_EXERCISE AIM_
Each line below either holds the string "When" or doesn't. Count those that do and give only the number.

_DATASET ENTRIES_

◇ ◇ ◇ ◇ ◇ ◇ ◇

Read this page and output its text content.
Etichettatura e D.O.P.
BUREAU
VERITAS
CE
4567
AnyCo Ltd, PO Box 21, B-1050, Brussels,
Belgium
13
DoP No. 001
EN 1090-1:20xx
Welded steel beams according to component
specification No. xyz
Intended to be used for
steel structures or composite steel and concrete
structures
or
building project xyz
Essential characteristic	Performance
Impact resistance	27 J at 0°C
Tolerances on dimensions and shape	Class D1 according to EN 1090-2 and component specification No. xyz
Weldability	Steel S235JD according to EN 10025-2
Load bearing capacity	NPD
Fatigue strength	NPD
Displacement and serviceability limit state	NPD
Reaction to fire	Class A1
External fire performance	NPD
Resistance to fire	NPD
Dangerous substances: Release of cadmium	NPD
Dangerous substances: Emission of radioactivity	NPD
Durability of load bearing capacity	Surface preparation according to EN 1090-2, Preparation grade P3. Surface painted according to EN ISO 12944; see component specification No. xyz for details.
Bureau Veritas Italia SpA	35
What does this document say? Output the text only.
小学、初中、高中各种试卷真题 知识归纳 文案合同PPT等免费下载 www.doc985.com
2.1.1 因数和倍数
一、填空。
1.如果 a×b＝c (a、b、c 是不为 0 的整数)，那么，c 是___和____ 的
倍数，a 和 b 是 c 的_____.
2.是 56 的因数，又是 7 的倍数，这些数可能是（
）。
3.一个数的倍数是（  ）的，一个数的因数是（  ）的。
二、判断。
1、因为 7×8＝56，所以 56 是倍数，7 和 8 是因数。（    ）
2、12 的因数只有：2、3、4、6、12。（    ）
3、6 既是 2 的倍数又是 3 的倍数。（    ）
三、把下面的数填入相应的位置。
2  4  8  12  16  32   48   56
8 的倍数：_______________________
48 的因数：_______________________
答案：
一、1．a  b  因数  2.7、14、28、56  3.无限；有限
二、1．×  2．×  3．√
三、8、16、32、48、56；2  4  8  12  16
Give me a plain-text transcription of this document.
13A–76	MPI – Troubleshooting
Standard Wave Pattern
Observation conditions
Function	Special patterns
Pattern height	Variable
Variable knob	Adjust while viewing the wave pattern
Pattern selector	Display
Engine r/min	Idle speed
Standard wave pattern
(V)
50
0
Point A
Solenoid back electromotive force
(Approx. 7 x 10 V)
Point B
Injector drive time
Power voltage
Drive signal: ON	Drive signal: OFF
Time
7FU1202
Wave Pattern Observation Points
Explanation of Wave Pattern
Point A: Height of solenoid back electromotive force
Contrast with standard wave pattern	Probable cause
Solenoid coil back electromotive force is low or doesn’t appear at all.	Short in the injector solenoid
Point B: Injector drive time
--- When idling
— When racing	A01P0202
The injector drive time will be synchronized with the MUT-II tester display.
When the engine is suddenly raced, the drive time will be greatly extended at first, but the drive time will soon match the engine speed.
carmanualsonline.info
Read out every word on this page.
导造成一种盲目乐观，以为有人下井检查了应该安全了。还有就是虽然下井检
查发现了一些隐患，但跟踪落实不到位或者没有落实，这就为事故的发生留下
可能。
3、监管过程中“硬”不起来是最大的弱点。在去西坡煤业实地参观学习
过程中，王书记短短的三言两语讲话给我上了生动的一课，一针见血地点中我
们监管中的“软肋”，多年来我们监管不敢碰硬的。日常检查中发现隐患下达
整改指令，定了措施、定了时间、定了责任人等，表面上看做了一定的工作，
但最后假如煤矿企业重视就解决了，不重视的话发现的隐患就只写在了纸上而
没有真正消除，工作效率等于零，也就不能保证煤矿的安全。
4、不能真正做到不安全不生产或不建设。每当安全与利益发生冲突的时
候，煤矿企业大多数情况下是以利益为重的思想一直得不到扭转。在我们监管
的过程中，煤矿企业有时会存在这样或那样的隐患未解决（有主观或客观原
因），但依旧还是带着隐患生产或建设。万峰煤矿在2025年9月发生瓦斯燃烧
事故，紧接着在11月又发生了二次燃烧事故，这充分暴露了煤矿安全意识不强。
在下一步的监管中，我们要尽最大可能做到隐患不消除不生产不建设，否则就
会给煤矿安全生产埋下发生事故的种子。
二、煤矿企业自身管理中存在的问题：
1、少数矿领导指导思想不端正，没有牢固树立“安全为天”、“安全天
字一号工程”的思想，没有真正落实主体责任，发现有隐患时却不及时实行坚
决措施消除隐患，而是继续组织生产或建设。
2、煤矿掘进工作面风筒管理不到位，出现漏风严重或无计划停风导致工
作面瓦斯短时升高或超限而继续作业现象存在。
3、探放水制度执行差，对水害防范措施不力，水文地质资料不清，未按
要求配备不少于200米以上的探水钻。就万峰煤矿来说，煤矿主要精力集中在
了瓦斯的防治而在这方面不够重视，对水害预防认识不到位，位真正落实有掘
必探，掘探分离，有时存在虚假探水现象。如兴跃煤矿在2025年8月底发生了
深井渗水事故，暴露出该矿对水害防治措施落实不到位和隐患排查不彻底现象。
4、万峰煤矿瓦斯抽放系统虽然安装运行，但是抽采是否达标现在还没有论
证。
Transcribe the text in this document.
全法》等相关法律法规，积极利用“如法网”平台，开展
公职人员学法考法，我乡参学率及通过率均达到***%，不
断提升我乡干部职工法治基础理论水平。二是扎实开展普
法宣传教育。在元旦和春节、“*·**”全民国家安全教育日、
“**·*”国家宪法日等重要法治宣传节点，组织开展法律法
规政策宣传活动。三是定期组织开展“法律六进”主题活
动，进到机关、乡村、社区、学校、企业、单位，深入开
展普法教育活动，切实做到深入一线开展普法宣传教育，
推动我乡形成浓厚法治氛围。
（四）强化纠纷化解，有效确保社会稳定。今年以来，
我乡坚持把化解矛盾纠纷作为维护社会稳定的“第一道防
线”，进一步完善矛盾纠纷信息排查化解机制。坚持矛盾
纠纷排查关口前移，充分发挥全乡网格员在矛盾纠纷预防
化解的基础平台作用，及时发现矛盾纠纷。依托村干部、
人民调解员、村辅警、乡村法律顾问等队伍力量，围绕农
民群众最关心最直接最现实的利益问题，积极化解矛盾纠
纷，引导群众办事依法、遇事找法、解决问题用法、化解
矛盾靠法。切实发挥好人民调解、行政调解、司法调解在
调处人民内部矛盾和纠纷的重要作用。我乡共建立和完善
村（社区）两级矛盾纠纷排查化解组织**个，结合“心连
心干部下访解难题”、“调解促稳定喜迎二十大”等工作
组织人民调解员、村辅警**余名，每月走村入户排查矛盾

◇ ◇ ◇ ◇ ◇ ◇ ◇

_TASK OUTPUT_
3